--- Begin ---
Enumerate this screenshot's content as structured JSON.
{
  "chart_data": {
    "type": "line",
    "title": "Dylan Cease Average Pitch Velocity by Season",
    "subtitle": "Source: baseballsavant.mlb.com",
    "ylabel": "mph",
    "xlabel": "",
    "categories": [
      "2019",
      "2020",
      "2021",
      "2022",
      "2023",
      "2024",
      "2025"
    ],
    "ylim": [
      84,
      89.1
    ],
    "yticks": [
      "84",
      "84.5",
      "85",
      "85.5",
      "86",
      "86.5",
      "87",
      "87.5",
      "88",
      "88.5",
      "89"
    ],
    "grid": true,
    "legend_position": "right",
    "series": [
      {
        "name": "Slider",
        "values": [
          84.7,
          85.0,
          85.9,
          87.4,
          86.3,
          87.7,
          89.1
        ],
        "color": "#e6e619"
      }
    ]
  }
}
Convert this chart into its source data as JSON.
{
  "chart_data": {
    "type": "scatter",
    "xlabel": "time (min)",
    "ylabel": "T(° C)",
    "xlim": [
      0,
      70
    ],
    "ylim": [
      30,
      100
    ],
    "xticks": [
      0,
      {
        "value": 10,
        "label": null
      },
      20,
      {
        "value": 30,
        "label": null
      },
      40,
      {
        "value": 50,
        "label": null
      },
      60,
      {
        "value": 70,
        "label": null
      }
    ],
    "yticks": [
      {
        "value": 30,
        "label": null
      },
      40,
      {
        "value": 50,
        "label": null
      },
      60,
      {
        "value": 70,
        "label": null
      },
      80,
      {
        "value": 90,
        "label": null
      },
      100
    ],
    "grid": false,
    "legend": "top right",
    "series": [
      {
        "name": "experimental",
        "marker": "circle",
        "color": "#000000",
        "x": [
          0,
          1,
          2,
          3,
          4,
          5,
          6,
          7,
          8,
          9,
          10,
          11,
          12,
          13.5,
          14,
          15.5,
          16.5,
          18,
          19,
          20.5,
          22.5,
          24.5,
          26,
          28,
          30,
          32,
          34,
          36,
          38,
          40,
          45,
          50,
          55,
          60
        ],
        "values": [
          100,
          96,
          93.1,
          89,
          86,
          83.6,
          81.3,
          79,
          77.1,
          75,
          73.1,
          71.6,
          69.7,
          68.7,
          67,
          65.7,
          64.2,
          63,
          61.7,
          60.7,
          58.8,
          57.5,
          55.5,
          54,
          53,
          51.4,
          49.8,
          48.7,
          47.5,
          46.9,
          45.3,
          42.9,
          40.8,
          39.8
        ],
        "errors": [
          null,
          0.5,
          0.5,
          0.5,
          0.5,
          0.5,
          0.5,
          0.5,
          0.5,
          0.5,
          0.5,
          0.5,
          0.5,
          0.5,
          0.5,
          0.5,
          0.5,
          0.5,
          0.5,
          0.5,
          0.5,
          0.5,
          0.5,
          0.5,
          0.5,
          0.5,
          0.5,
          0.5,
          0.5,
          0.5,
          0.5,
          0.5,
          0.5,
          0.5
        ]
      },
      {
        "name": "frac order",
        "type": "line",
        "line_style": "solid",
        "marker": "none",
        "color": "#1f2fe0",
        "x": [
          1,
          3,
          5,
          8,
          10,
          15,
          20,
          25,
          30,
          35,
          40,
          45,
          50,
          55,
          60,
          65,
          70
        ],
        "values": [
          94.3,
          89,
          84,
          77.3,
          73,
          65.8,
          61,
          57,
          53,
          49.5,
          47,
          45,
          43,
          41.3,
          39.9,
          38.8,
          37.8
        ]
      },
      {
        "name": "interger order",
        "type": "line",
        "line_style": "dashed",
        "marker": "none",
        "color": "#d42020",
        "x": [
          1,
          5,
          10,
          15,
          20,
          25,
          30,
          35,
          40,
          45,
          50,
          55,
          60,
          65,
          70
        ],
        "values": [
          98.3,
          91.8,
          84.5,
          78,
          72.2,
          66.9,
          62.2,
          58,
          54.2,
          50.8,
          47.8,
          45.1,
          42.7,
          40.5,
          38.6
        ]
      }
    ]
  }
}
--- End ---
## [Aim of the task]
Return all lines with the word "this" in them.

## [The result]
Enumerate this screenshot's content as structured JSON.
Convert this chart into its source data as JSON.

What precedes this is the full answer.